-- begin Raw records --
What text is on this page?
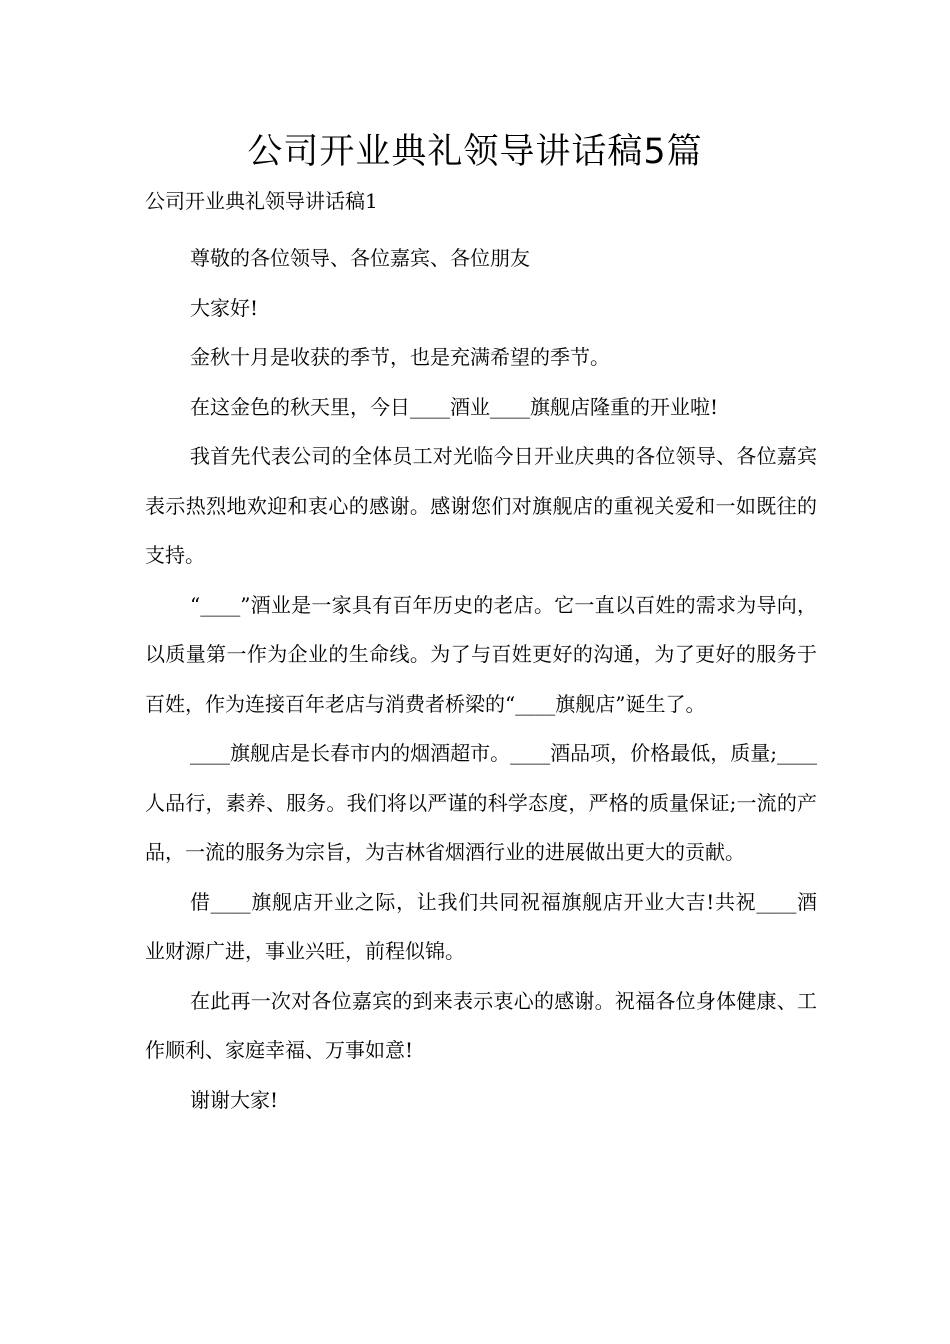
公司开业典礼领导讲话稿5篇

公司开业典礼领导讲话稿1

尊敬的各位领导、各位嘉宾、各位朋友

大家好!

金秋十月是收获的季节，也是充满希望的季节。

在这金色的秋天里，今日____酒业____旗舰店隆重的开业啦!

我首先代表公司的全体员工对光临今日开业庆典的各位领导、各位嘉宾表示热烈地欢迎和衷心的感谢。感谢您们对旗舰店的重视关爱和一如既往的支持。

“____”酒业是一家具有百年历史的老店。它一直以百姓的需求为导向，以质量第一作为企业的生命线。为了与百姓更好的沟通，为了更好的服务于百姓，作为连接百年老店与消费者桥梁的“____旗舰店”诞生了。

____旗舰店是长春市内的烟酒超市。____酒品项，价格最低，质量;____人品行，素养、服务。我们将以严谨的科学态度，严格的质量保证;一流的产品，一流的服务为宗旨，为吉林省烟酒行业的进展做出更大的贡献。

借____旗舰店开业之际，让我们共同祝福旗舰店开业大吉!共祝____酒业财源广进，事业兴旺，前程似锦。

在此再一次对各位嘉宾的到来表示衷心的感谢。祝福各位身体健康、工作顺利、家庭幸福、万事如意!

谢谢大家!
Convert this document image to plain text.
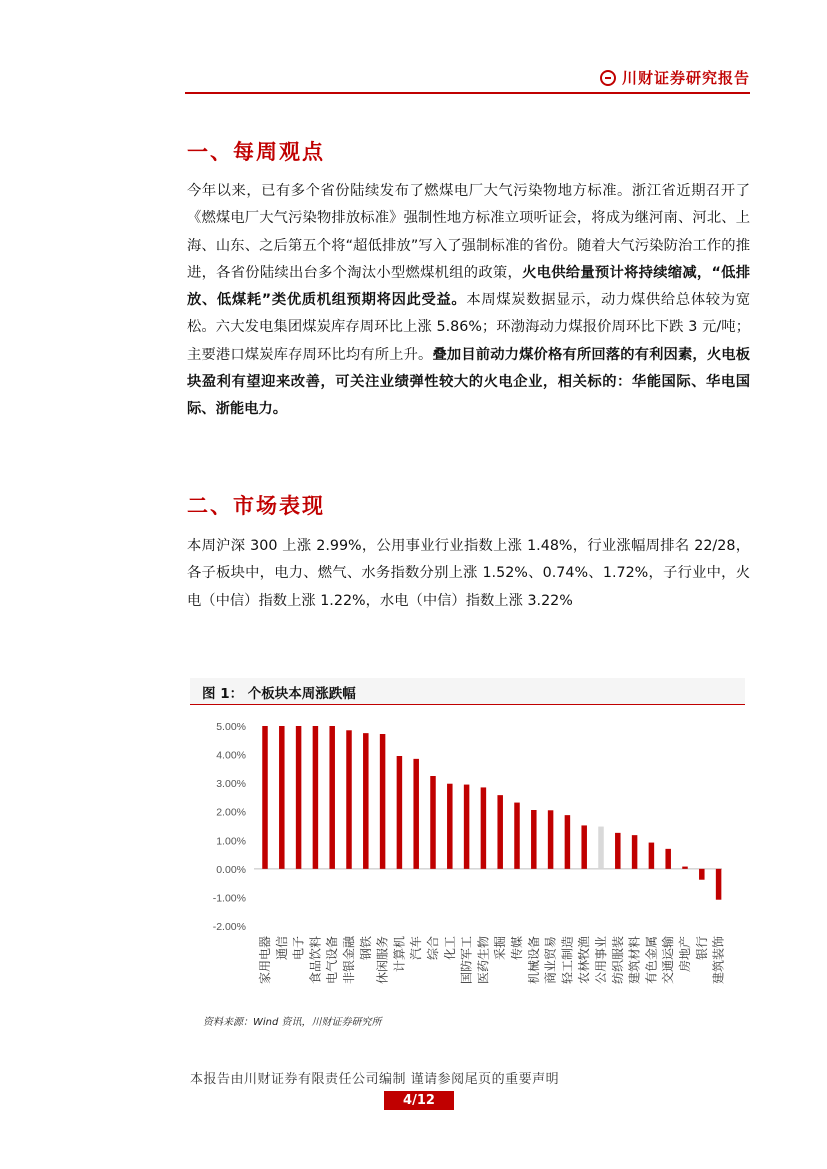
川财证券研究报告
一、每周观点
今年以来，已有多个省份陆续发布了燃煤电厂大气污染物地方标准。浙江省近期召开了《燃煤电厂大气污染物排放标准》强制性地方标准立项听证会，将成为继河南、河北、上海、山东、之后第五个将“超低排放”写入了强制标准的省份。随着大气污染防治工作的推进，各省份陆续出台多个淘汰小型燃煤机组的政策，火电供给量预计将持续缩减，“低排放、低煤耗”类优质机组预期将因此受益。本周煤炭数据显示，动力煤供给总体较为宽松。六大发电集团煤炭库存周环比上涨 5.86%；环渤海动力煤报价周环比下跌 3 元/吨；主要港口煤炭库存周环比均有所上升。叠加目前动力煤价格有所回落的有利因素，火电板块盈利有望迎来改善，可关注业绩弹性较大的火电企业，相关标的：华能国际、华电国际、浙能电力。
二、市场表现
本周沪深 300 上涨 2.99%，公用事业行业指数上涨 1.48%，行业涨幅周排名 22/28，各子板块中，电力、燃气、水务指数分别上涨 1.52%、0.74%、1.72%，子行业中，火电（中信）指数上涨 1.22%，水电（中信）指数上涨 3.22%
图 1： 个板块本周涨跌幅
5.00%
4.00%
3.00%
2.00%
1.00%
0.00%
-1.00%
-2.00%
家用电器 通信 电子 食品饮料 电气设备 非银金融 钢铁 休闲服务 计算机 汽车 综合 化工 国防军工 医药生物 采掘 传媒 机械设备 商业贸易 轻工制造 农林牧渔 公用事业 纺织服装 建筑材料 有色金属 交通运输 房地产 银行 建筑装饰
资料来源：Wind 资讯，川财证券研究所
本报告由川财证券有限责任公司编制 谨请参阅尾页的重要声明
4/12
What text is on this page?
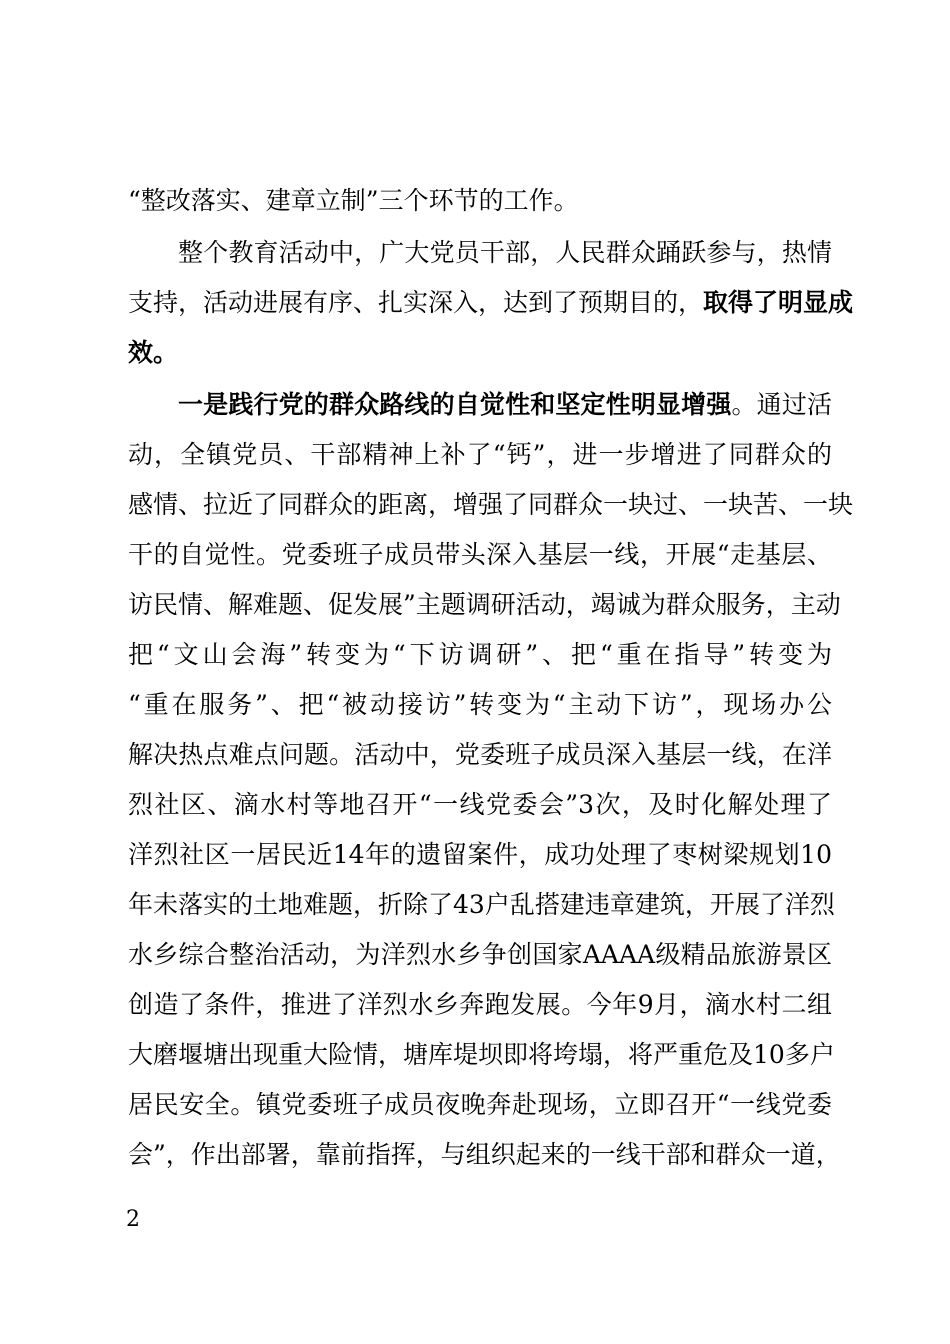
“整改落实、建章立制”三个环节的工作。
整个教育活动中，广大党员干部，人民群众踊跃参与，热情
支持，活动进展有序、扎实深入，达到了预期目的，取得了明显成
效。
一是践行党的群众路线的自觉性和坚定性明显增强。通过活
动，全镇党员、干部精神上补了“钙”，进一步增进了同群众的
感情、拉近了同群众的距离，增强了同群众一块过、一块苦、一块
干的自觉性。党委班子成员带头深入基层一线，开展“走基层、
访民情、解难题、促发展”主题调研活动，竭诚为群众服务，主动
把“文山会海”转变为“下访调研”、把“重在指导”转变为
“重在服务”、把“被动接访”转变为“主动下访”，现场办公
解决热点难点问题。活动中，党委班子成员深入基层一线，在洋
烈社区、滴水村等地召开“一线党委会”3次，及时化解处理了
洋烈社区一居民近14年的遗留案件，成功处理了枣树梁规划10
年未落实的土地难题，折除了43户乱搭建违章建筑，开展了洋烈
水乡综合整治活动，为洋烈水乡争创国家AAAA级精品旅游景区
创造了条件，推进了洋烈水乡奔跑发展。今年9月，滴水村二组
大磨堰塘出现重大险情，塘库堤坝即将垮塌，将严重危及10多户
居民安全。镇党委班子成员夜晚奔赴现场，立即召开“一线党委
会”，作出部署，靠前指挥，与组织起来的一线干部和群众一道，
2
-- end Raw records --
Exercise >>
Omit each picture, then return all of the listing exactly as it stands.

The response >>
What text is on this page?
公司开业典礼领导讲话稿5篇

公司开业典礼领导讲话稿1

尊敬的各位领导、各位嘉宾、各位朋友

大家好!

金秋十月是收获的季节，也是充满希望的季节。

在这金色的秋天里，今日____酒业____旗舰店隆重的开业啦!

我首先代表公司的全体员工对光临今日开业庆典的各位领导、各位嘉宾表示热烈地欢迎和衷心的感谢。感谢您们对旗舰店的重视关爱和一如既往的支持。

“____”酒业是一家具有百年历史的老店。它一直以百姓的需求为导向，以质量第一作为企业的生命线。为了与百姓更好的沟通，为了更好的服务于百姓，作为连接百年老店与消费者桥梁的“____旗舰店”诞生了。

____旗舰店是长春市内的烟酒超市。____酒品项，价格最低，质量;____人品行，素养、服务。我们将以严谨的科学态度，严格的质量保证;一流的产品，一流的服务为宗旨，为吉林省烟酒行业的进展做出更大的贡献。

借____旗舰店开业之际，让我们共同祝福旗舰店开业大吉!共祝____酒业财源广进，事业兴旺，前程似锦。

在此再一次对各位嘉宾的到来表示衷心的感谢。祝福各位身体健康、工作顺利、家庭幸福、万事如意!

谢谢大家!
Convert this document image to plain text.
川财证券研究报告
一、每周观点
今年以来，已有多个省份陆续发布了燃煤电厂大气污染物地方标准。浙江省近期召开了《燃煤电厂大气污染物排放标准》强制性地方标准立项听证会，将成为继河南、河北、上海、山东、之后第五个将“超低排放”写入了强制标准的省份。随着大气污染防治工作的推进，各省份陆续出台多个淘汰小型燃煤机组的政策，火电供给量预计将持续缩减，“低排放、低煤耗”类优质机组预期将因此受益。本周煤炭数据显示，动力煤供给总体较为宽松。六大发电集团煤炭库存周环比上涨 5.86%；环渤海动力煤报价周环比下跌 3 元/吨；主要港口煤炭库存周环比均有所上升。叠加目前动力煤价格有所回落的有利因素，火电板块盈利有望迎来改善，可关注业绩弹性较大的火电企业，相关标的：华能国际、华电国际、浙能电力。
二、市场表现
本周沪深 300 上涨 2.99%，公用事业行业指数上涨 1.48%，行业涨幅周排名 22/28，各子板块中，电力、燃气、水务指数分别上涨 1.52%、0.74%、1.72%，子行业中，火电（中信）指数上涨 1.22%，水电（中信）指数上涨 3.22%
图 1： 个板块本周涨跌幅
5.00%
4.00%
3.00%
2.00%
1.00%
0.00%
-1.00%
-2.00%
家用电器 通信 电子 食品饮料 电气设备 非银金融 钢铁 休闲服务 计算机 汽车 综合 化工 国防军工 医药生物 采掘 传媒 机械设备 商业贸易 轻工制造 农林牧渔 公用事业 纺织服装 建筑材料 有色金属 交通运输 房地产 银行 建筑装饰
资料来源：Wind 资讯，川财证券研究所
本报告由川财证券有限责任公司编制 谨请参阅尾页的重要声明
4/12
What text is on this page?
“整改落实、建章立制”三个环节的工作。
整个教育活动中，广大党员干部，人民群众踊跃参与，热情
支持，活动进展有序、扎实深入，达到了预期目的，取得了明显成
效。
一是践行党的群众路线的自觉性和坚定性明显增强。通过活
动，全镇党员、干部精神上补了“钙”，进一步增进了同群众的
感情、拉近了同群众的距离，增强了同群众一块过、一块苦、一块
干的自觉性。党委班子成员带头深入基层一线，开展“走基层、
访民情、解难题、促发展”主题调研活动，竭诚为群众服务，主动
把“文山会海”转变为“下访调研”、把“重在指导”转变为
“重在服务”、把“被动接访”转变为“主动下访”，现场办公
解决热点难点问题。活动中，党委班子成员深入基层一线，在洋
烈社区、滴水村等地召开“一线党委会”3次，及时化解处理了
洋烈社区一居民近14年的遗留案件，成功处理了枣树梁规划10
年未落实的土地难题，折除了43户乱搭建违章建筑，开展了洋烈
水乡综合整治活动，为洋烈水乡争创国家AAAA级精品旅游景区
创造了条件，推进了洋烈水乡奔跑发展。今年9月，滴水村二组
大磨堰塘出现重大险情，塘库堤坝即将垮塌，将严重危及10多户
居民安全。镇党委班子成员夜晚奔赴现场，立即召开“一线党委
会”，作出部署，靠前指挥，与组织起来的一线干部和群众一道，
2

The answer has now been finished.